_Written instruction_
Extract, from the listing that follows, each line containing the word "pending".

_Stored data_
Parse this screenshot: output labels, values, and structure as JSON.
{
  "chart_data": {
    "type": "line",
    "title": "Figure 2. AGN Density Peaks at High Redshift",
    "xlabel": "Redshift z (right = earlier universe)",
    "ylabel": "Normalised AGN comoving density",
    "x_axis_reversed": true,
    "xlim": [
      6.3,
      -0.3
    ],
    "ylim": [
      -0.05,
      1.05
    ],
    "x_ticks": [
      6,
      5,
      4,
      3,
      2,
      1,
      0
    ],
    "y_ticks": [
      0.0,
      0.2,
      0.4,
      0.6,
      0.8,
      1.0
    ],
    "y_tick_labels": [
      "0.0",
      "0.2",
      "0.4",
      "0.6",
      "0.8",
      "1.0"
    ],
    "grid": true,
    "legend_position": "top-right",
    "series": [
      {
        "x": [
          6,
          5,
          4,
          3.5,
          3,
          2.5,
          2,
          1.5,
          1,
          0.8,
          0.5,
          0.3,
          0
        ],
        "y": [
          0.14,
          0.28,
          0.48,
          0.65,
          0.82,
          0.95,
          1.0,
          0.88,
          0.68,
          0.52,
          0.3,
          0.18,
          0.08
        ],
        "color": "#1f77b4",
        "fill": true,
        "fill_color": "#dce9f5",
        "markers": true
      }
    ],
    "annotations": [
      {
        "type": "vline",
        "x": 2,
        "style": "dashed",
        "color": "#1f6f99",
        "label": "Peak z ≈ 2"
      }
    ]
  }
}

--

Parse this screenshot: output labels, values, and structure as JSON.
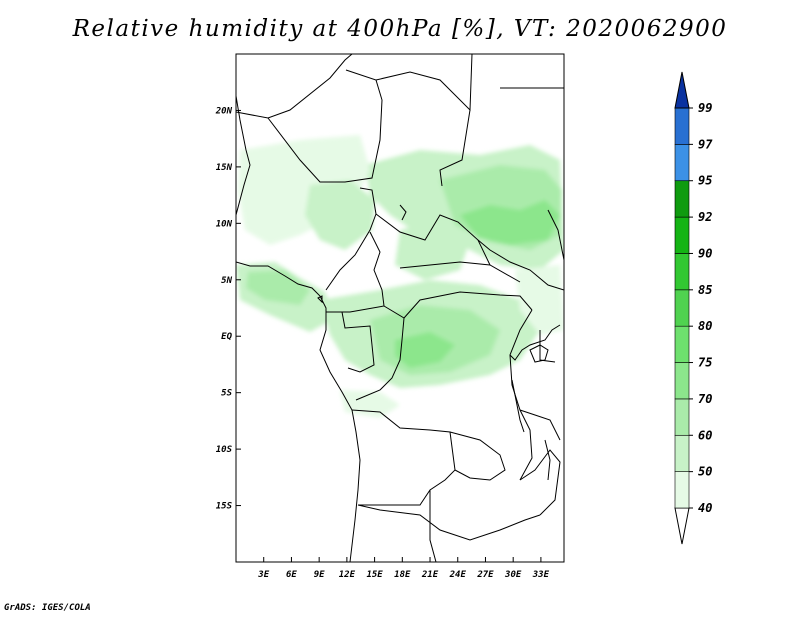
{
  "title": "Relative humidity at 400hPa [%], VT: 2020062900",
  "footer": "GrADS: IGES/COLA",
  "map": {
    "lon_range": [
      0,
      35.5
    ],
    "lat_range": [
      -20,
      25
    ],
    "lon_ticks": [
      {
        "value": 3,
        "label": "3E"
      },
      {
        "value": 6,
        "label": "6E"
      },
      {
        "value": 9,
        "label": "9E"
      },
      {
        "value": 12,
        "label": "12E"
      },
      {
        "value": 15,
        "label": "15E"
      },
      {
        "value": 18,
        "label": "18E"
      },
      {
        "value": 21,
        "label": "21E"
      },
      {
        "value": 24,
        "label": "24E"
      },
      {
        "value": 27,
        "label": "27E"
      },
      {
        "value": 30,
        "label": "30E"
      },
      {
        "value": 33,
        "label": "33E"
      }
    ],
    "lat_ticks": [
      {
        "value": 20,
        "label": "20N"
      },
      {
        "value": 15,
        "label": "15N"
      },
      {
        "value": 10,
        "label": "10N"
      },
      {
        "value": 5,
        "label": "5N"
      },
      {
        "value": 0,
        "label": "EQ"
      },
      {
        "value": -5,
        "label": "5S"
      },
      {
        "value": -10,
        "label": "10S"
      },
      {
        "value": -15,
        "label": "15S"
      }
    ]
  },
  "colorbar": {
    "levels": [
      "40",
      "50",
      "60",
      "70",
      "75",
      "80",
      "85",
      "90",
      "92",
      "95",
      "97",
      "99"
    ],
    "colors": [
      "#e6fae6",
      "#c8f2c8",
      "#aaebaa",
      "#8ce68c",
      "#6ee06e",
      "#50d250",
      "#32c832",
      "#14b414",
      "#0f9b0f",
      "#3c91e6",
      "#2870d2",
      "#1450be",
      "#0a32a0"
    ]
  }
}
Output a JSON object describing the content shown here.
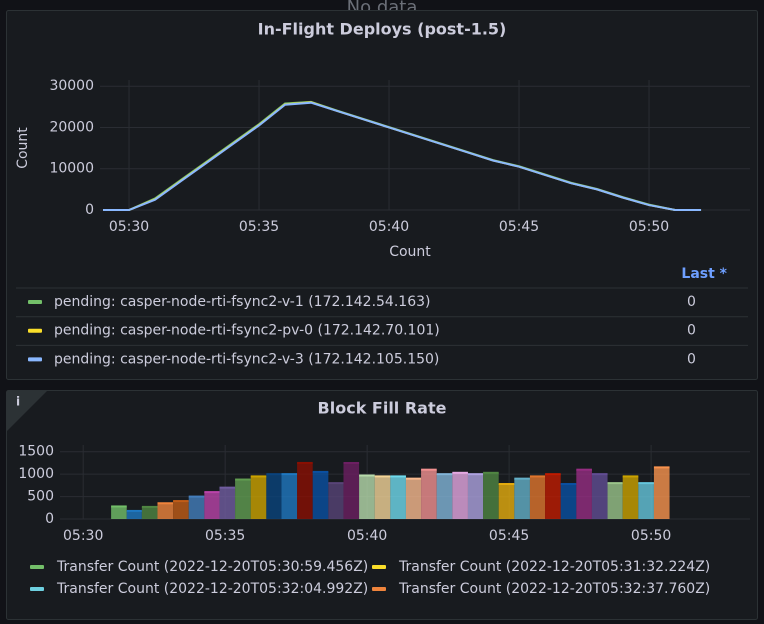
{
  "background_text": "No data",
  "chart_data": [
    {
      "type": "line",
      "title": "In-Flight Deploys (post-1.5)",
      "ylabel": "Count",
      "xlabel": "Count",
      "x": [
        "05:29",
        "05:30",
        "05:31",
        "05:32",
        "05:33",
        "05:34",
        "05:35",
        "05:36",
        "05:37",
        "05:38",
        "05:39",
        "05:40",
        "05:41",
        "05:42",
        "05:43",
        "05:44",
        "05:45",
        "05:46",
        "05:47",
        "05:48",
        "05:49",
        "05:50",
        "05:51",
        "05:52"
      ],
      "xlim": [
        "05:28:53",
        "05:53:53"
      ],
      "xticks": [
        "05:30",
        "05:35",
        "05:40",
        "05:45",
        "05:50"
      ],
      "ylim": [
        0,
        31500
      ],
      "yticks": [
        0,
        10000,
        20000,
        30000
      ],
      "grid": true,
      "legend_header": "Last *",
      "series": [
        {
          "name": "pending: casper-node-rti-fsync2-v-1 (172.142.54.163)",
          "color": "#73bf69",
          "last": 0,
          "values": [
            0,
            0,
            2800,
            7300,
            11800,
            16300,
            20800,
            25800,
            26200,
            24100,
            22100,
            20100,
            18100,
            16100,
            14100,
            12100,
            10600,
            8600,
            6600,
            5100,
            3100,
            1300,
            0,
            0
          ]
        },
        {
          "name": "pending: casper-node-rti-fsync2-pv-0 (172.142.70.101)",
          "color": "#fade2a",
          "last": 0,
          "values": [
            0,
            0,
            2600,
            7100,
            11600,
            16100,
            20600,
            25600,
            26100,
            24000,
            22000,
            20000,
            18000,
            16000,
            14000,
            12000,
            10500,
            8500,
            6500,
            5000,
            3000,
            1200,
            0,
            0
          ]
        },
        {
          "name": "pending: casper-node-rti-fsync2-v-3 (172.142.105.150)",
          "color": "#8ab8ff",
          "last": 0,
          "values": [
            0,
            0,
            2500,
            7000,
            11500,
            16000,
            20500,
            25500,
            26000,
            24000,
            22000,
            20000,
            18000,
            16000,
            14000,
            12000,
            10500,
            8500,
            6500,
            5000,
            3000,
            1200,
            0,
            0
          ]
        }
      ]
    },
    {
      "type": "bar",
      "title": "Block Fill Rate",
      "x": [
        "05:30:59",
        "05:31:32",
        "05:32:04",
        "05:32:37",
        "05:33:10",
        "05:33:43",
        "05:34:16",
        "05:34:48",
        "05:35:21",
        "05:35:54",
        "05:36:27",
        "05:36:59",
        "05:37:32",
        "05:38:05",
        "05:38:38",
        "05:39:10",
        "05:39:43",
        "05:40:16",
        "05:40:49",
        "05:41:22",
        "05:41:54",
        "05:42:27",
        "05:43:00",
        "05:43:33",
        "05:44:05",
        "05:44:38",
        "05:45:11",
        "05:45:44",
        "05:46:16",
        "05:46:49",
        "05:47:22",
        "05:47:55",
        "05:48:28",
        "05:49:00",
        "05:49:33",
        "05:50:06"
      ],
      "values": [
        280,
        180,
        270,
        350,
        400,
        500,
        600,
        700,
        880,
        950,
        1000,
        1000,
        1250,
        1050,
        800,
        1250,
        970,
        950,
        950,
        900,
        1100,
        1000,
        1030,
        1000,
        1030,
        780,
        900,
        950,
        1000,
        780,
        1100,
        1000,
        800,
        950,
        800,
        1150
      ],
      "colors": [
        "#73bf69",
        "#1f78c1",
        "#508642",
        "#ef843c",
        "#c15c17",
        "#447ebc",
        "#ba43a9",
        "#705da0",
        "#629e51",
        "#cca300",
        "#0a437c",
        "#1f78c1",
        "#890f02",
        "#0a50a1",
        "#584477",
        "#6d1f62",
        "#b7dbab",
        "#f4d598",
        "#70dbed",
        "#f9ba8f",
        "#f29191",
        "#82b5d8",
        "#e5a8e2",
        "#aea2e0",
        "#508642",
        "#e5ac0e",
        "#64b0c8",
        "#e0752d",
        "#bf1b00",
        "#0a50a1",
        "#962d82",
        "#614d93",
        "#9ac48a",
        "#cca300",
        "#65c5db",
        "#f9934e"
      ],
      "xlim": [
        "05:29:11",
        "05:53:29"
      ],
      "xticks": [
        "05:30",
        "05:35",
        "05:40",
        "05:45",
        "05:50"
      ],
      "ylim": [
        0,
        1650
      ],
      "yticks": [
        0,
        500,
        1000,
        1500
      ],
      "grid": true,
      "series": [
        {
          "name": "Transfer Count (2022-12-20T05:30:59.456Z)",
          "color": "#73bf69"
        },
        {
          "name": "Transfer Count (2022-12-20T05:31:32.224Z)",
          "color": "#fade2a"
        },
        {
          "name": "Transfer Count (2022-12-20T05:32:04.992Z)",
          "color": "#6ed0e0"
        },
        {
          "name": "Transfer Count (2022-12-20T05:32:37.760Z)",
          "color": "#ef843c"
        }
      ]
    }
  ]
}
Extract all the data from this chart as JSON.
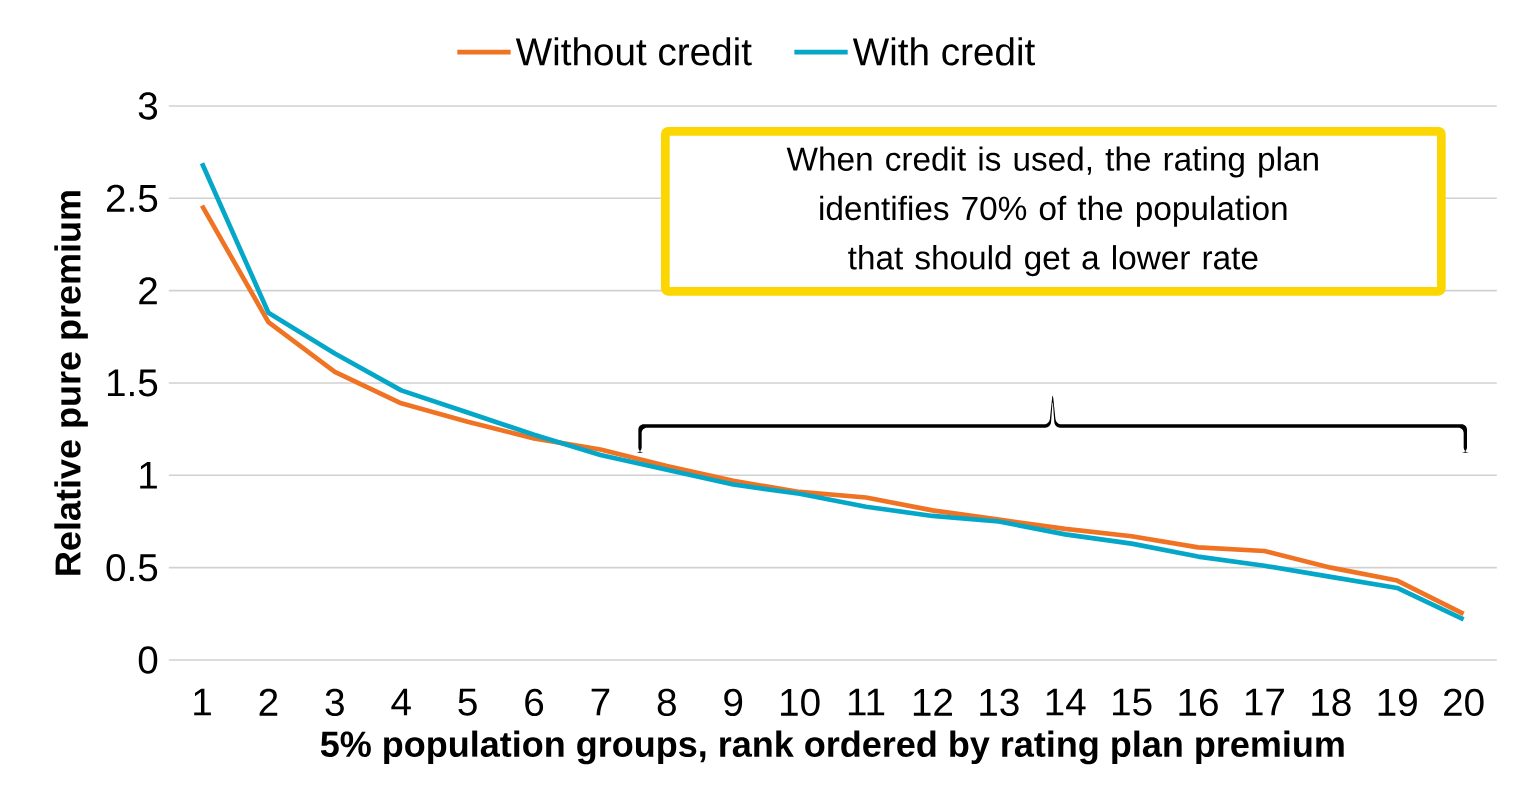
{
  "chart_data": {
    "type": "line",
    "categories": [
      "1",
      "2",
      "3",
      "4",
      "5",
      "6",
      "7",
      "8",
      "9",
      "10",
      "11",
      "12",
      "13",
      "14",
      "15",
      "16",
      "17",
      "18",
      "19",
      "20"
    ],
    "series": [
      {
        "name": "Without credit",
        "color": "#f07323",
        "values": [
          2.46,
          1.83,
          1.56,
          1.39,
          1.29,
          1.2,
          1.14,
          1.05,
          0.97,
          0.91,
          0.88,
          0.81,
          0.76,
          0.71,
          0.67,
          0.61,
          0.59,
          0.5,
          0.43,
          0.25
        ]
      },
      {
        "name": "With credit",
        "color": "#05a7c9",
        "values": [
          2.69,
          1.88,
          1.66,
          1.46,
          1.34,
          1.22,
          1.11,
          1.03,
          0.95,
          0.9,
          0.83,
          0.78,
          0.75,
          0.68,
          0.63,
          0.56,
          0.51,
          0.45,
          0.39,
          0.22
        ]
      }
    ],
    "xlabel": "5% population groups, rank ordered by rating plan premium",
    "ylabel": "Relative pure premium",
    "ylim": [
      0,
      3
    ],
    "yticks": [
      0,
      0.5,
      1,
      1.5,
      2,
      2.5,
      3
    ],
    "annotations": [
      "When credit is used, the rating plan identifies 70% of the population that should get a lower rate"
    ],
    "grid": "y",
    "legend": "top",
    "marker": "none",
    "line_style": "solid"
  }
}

_Written response_
          "name": "pending: casper-node-rti-fsync2-v-1 (172.142.54.163)",
          "name": "pending: casper-node-rti-fsync2-pv-0 (172.142.70.101)",
          "name": "pending: casper-node-rti-fsync2-v-3 (172.142.105.150)",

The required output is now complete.